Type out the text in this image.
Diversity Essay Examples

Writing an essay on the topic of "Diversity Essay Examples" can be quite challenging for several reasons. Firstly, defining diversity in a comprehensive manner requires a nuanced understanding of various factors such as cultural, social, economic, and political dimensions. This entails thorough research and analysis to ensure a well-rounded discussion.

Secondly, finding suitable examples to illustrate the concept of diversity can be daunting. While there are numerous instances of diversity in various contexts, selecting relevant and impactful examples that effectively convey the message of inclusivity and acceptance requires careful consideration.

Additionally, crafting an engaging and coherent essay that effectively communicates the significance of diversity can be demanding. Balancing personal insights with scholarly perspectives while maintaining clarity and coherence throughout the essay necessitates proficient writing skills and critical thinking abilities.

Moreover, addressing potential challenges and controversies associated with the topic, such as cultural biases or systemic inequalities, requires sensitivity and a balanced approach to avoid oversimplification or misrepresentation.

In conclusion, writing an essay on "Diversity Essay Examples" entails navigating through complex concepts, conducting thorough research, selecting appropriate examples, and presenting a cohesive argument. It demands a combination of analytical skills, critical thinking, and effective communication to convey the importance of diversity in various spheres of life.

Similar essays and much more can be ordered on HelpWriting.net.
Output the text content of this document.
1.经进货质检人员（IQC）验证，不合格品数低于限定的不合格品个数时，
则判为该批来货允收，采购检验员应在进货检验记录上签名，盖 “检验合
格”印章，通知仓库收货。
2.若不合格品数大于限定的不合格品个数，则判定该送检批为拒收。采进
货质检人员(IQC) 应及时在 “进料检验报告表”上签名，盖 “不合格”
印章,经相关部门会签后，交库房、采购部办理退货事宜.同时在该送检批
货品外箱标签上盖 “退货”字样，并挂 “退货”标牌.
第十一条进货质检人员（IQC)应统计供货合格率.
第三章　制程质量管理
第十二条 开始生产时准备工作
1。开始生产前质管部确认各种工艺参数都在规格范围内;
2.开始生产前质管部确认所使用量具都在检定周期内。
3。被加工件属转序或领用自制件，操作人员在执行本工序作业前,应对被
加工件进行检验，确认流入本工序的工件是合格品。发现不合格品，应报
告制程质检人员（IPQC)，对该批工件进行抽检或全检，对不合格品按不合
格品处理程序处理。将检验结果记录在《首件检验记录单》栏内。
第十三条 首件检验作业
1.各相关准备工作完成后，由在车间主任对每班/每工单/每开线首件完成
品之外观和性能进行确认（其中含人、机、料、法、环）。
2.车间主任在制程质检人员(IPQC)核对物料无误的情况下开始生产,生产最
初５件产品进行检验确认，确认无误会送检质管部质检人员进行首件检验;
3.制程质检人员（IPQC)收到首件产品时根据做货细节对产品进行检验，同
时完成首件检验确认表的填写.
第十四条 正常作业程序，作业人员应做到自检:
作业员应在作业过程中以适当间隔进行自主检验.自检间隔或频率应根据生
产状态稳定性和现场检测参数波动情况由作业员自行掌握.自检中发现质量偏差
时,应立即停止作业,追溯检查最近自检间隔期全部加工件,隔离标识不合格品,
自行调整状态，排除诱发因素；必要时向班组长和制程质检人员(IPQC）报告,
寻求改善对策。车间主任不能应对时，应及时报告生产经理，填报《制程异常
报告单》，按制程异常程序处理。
************
**Written task:** Copy out each line exactly.

**Output for this task:**
Type out the text in this image.
Diversity Essay Examples

Writing an essay on the topic of "Diversity Essay Examples" can be quite challenging for several reasons. Firstly, defining diversity in a comprehensive manner requires a nuanced understanding of various factors such as cultural, social, economic, and political dimensions. This entails thorough research and analysis to ensure a well-rounded discussion.

Secondly, finding suitable examples to illustrate the concept of diversity can be daunting. While there are numerous instances of diversity in various contexts, selecting relevant and impactful examples that effectively convey the message of inclusivity and acceptance requires careful consideration.

Additionally, crafting an engaging and coherent essay that effectively communicates the significance of diversity can be demanding. Balancing personal insights with scholarly perspectives while maintaining clarity and coherence throughout the essay necessitates proficient writing skills and critical thinking abilities.

Moreover, addressing potential challenges and controversies associated with the topic, such as cultural biases or systemic inequalities, requires sensitivity and a balanced approach to avoid oversimplification or misrepresentation.

In conclusion, writing an essay on "Diversity Essay Examples" entails navigating through complex concepts, conducting thorough research, selecting appropriate examples, and presenting a cohesive argument. It demands a combination of analytical skills, critical thinking, and effective communication to convey the importance of diversity in various spheres of life.

Similar essays and much more can be ordered on HelpWriting.net.
Output the text content of this document.
1.经进货质检人员（IQC）验证，不合格品数低于限定的不合格品个数时，
则判为该批来货允收，采购检验员应在进货检验记录上签名，盖 “检验合
格”印章，通知仓库收货。
2.若不合格品数大于限定的不合格品个数，则判定该送检批为拒收。采进
货质检人员(IQC) 应及时在 “进料检验报告表”上签名，盖 “不合格”
印章,经相关部门会签后，交库房、采购部办理退货事宜.同时在该送检批
货品外箱标签上盖 “退货”字样，并挂 “退货”标牌.
第十一条进货质检人员（IQC)应统计供货合格率.
第三章　制程质量管理
第十二条 开始生产时准备工作
1。开始生产前质管部确认各种工艺参数都在规格范围内;
2.开始生产前质管部确认所使用量具都在检定周期内。
3。被加工件属转序或领用自制件，操作人员在执行本工序作业前,应对被
加工件进行检验，确认流入本工序的工件是合格品。发现不合格品，应报
告制程质检人员（IPQC)，对该批工件进行抽检或全检，对不合格品按不合
格品处理程序处理。将检验结果记录在《首件检验记录单》栏内。
第十三条 首件检验作业
1.各相关准备工作完成后，由在车间主任对每班/每工单/每开线首件完成
品之外观和性能进行确认（其中含人、机、料、法、环）。
2.车间主任在制程质检人员(IPQC)核对物料无误的情况下开始生产,生产最
初５件产品进行检验确认，确认无误会送检质管部质检人员进行首件检验;
3.制程质检人员（IPQC)收到首件产品时根据做货细节对产品进行检验，同
时完成首件检验确认表的填写.
第十四条 正常作业程序，作业人员应做到自检:
作业员应在作业过程中以适当间隔进行自主检验.自检间隔或频率应根据生
产状态稳定性和现场检测参数波动情况由作业员自行掌握.自检中发现质量偏差
时,应立即停止作业,追溯检查最近自检间隔期全部加工件,隔离标识不合格品,
自行调整状态，排除诱发因素；必要时向班组长和制程质检人员(IPQC）报告,
寻求改善对策。车间主任不能应对时，应及时报告生产经理，填报《制程异常
报告单》，按制程异常程序处理。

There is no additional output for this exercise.